• **TASK TO COMPLETE**
Repeat every line of the material, character for character.

• **DATA SUPPLIED**
::::::::::

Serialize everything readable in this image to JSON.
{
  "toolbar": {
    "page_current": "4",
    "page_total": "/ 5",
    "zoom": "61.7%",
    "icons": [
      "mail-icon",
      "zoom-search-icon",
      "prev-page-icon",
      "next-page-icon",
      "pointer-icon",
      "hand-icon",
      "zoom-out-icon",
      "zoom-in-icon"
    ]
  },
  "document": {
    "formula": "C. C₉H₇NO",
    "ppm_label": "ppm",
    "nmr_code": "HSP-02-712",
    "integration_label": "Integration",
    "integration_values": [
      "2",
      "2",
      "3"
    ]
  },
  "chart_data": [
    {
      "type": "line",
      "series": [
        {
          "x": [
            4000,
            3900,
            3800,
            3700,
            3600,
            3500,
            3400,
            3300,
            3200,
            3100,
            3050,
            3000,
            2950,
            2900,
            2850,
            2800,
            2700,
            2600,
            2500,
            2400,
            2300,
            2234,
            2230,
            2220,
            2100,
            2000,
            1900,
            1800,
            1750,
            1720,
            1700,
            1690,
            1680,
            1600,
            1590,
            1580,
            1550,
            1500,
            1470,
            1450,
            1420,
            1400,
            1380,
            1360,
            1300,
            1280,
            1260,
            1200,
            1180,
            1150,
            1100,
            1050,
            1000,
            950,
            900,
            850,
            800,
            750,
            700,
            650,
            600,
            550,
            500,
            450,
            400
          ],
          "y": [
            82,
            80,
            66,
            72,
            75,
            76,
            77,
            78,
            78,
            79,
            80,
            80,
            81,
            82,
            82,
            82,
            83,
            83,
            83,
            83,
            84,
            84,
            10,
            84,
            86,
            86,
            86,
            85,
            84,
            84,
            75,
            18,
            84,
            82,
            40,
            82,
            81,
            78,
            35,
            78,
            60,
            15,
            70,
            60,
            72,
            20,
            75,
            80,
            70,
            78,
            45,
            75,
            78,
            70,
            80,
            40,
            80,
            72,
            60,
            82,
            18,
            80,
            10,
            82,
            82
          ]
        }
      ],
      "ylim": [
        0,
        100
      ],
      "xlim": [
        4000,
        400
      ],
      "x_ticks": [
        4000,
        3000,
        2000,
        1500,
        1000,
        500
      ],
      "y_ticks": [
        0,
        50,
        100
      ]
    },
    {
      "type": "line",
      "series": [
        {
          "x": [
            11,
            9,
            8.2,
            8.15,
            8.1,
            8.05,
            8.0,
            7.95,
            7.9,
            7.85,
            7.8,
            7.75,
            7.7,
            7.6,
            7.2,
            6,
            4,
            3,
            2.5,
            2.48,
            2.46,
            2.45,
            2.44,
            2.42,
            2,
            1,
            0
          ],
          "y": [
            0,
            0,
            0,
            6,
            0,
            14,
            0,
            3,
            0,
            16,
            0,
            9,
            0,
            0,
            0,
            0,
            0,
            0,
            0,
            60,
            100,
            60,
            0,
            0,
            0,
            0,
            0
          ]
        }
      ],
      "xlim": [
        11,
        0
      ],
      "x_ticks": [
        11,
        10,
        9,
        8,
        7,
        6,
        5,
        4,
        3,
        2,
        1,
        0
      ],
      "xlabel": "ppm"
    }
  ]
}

::::::::::

• **RESULT OF THE EXERCISE**
Serialize everything readable in this image to JSON.
{
  "toolbar": {
    "page_current": "4",
    "page_total": "/ 5",
    "zoom": "61.7%",
    "icons": [
      "mail-icon",
      "zoom-search-icon",
      "prev-page-icon",
      "next-page-icon",
      "pointer-icon",
      "hand-icon",
      "zoom-out-icon",
      "zoom-in-icon"
    ]
  },
  "document": {
    "formula": "C. C₉H₇NO",
    "ppm_label": "ppm",
    "nmr_code": "HSP-02-712",
    "integration_label": "Integration",
    "integration_values": [
      "2",
      "2",
      "3"
    ]
  },
  "chart_data": [
    {
      "type": "line",
      "series": [
        {
          "x": [
            4000,
            3900,
            3800,
            3700,
            3600,
            3500,
            3400,
            3300,
            3200,
            3100,
            3050,
            3000,
            2950,
            2900,
            2850,
            2800,
            2700,
            2600,
            2500,
            2400,
            2300,
            2234,
            2230,
            2220,
            2100,
            2000,
            1900,
            1800,
            1750,
            1720,
            1700,
            1690,
            1680,
            1600,
            1590,
            1580,
            1550,
            1500,
            1470,
            1450,
            1420,
            1400,
            1380,
            1360,
            1300,
            1280,
            1260,
            1200,
            1180,
            1150,
            1100,
            1050,
            1000,
            950,
            900,
            850,
            800,
            750,
            700,
            650,
            600,
            550,
            500,
            450,
            400
          ],
          "y": [
            82,
            80,
            66,
            72,
            75,
            76,
            77,
            78,
            78,
            79,
            80,
            80,
            81,
            82,
            82,
            82,
            83,
            83,
            83,
            83,
            84,
            84,
            10,
            84,
            86,
            86,
            86,
            85,
            84,
            84,
            75,
            18,
            84,
            82,
            40,
            82,
            81,
            78,
            35,
            78,
            60,
            15,
            70,
            60,
            72,
            20,
            75,
            80,
            70,
            78,
            45,
            75,
            78,
            70,
            80,
            40,
            80,
            72,
            60,
            82,
            18,
            80,
            10,
            82,
            82
          ]
        }
      ],
      "ylim": [
        0,
        100
      ],
      "xlim": [
        4000,
        400
      ],
      "x_ticks": [
        4000,
        3000,
        2000,
        1500,
        1000,
        500
      ],
      "y_ticks": [
        0,
        50,
        100
      ]
    },
    {
      "type": "line",
      "series": [
        {
          "x": [
            11,
            9,
            8.2,
            8.15,
            8.1,
            8.05,
            8.0,
            7.95,
            7.9,
            7.85,
            7.8,
            7.75,
            7.7,
            7.6,
            7.2,
            6,
            4,
            3,
            2.5,
            2.48,
            2.46,
            2.45,
            2.44,
            2.42,
            2,
            1,
            0
          ],
          "y": [
            0,
            0,
            0,
            6,
            0,
            14,
            0,
            3,
            0,
            16,
            0,
            9,
            0,
            0,
            0,
            0,
            0,
            0,
            0,
            60,
            100,
            60,
            0,
            0,
            0,
            0,
            0
          ]
        }
      ],
      "xlim": [
        11,
        0
      ],
      "x_ticks": [
        11,
        10,
        9,
        8,
        7,
        6,
        5,
        4,
        3,
        2,
        1,
        0
      ],
      "xlabel": "ppm"
    }
  ]
}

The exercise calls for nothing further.